** Task directions **
Restate each line word for word. Leave out every picture.
----------------------------------------
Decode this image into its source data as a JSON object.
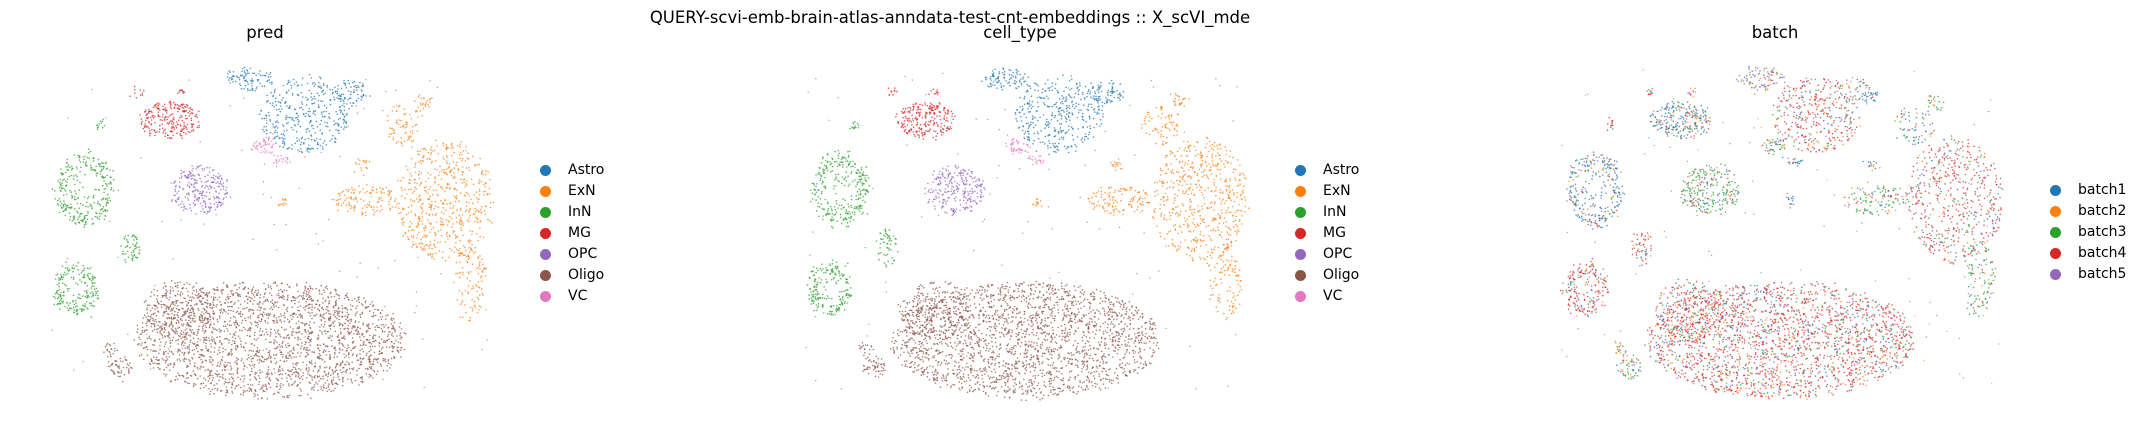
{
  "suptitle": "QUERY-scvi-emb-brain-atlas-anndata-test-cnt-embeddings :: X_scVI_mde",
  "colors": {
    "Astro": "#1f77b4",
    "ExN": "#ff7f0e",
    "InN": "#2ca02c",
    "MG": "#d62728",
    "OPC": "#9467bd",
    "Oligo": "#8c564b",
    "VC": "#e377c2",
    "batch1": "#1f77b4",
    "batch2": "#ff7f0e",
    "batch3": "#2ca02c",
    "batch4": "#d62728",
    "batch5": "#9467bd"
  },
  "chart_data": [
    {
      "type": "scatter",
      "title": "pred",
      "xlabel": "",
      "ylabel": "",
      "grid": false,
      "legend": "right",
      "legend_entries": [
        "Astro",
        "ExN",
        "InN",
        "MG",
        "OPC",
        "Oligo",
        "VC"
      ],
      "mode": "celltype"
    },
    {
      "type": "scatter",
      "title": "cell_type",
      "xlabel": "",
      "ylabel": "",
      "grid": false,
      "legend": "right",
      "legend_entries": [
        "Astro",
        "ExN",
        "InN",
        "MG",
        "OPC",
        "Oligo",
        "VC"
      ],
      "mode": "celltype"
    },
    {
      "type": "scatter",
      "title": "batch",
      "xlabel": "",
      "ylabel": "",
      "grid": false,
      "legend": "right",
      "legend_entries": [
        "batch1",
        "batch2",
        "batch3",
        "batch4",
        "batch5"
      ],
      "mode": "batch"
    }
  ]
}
----------------------------------------
** Task result **
Decode this image into its source data as a JSON object.
{
  "suptitle": "QUERY-scvi-emb-brain-atlas-anndata-test-cnt-embeddings :: X_scVI_mde",
  "colors": {
    "Astro": "#1f77b4",
    "ExN": "#ff7f0e",
    "InN": "#2ca02c",
    "MG": "#d62728",
    "OPC": "#9467bd",
    "Oligo": "#8c564b",
    "VC": "#e377c2",
    "batch1": "#1f77b4",
    "batch2": "#ff7f0e",
    "batch3": "#2ca02c",
    "batch4": "#d62728",
    "batch5": "#9467bd"
  },
  "chart_data": [
    {
      "type": "scatter",
      "title": "pred",
      "xlabel": "",
      "ylabel": "",
      "grid": false,
      "legend": "right",
      "legend_entries": [
        "Astro",
        "ExN",
        "InN",
        "MG",
        "OPC",
        "Oligo",
        "VC"
      ],
      "mode": "celltype"
    },
    {
      "type": "scatter",
      "title": "cell_type",
      "xlabel": "",
      "ylabel": "",
      "grid": false,
      "legend": "right",
      "legend_entries": [
        "Astro",
        "ExN",
        "InN",
        "MG",
        "OPC",
        "Oligo",
        "VC"
      ],
      "mode": "celltype"
    },
    {
      "type": "scatter",
      "title": "batch",
      "xlabel": "",
      "ylabel": "",
      "grid": false,
      "legend": "right",
      "legend_entries": [
        "batch1",
        "batch2",
        "batch3",
        "batch4",
        "batch5"
      ],
      "mode": "batch"
    }
  ]
}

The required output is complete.